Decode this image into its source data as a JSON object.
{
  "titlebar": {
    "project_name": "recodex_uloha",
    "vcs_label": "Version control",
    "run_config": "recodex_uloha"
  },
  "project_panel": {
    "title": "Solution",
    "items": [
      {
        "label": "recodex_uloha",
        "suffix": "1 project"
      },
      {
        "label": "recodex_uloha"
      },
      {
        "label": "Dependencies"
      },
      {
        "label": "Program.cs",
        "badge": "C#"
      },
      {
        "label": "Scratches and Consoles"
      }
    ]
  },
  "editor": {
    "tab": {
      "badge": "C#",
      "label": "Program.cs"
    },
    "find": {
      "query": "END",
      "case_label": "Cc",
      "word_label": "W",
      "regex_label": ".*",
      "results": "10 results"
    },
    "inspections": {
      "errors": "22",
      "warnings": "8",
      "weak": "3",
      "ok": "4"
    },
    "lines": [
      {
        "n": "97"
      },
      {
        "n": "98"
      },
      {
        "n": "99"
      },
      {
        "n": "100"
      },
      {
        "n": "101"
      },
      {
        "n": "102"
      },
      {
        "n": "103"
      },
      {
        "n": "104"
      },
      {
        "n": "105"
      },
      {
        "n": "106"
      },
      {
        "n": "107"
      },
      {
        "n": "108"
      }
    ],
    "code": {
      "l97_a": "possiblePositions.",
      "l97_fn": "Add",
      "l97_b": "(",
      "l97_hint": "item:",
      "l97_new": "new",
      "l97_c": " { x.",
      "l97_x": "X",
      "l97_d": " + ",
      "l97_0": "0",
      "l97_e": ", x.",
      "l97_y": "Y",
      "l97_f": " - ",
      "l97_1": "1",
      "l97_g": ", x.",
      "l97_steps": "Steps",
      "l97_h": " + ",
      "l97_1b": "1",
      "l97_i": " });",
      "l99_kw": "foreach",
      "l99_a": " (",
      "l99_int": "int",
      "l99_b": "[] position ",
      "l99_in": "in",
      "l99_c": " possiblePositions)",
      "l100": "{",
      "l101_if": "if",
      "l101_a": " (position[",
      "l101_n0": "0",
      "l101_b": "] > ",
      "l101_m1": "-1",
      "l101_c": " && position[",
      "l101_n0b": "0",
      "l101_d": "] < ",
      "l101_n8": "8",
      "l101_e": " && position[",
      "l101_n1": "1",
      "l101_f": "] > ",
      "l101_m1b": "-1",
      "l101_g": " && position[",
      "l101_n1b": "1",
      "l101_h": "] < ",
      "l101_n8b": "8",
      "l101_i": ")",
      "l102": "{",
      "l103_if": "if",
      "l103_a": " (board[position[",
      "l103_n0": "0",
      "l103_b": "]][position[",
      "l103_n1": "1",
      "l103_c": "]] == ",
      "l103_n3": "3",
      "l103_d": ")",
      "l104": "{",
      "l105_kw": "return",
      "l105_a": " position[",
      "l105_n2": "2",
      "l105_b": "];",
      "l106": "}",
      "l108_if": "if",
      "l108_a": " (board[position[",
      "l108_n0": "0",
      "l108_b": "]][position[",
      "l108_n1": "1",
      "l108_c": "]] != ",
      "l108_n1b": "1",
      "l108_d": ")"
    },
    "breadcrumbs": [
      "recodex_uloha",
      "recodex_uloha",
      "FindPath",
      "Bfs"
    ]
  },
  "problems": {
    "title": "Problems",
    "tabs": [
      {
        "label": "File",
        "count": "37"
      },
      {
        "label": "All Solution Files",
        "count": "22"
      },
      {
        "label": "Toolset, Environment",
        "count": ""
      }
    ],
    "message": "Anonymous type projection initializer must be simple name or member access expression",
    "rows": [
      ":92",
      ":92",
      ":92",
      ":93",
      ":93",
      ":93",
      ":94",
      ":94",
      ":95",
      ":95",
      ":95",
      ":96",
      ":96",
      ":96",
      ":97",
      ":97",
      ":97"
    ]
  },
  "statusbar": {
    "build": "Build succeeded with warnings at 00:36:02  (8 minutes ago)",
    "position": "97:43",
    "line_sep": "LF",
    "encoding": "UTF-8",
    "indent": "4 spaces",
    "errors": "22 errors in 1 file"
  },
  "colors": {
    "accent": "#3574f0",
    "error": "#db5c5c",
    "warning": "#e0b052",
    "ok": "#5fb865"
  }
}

- Your task:
Copy every line above in which the string "Solution" shows up.

- Exercise answer:
    "title": "Solution",
        "label": "All Solution Files",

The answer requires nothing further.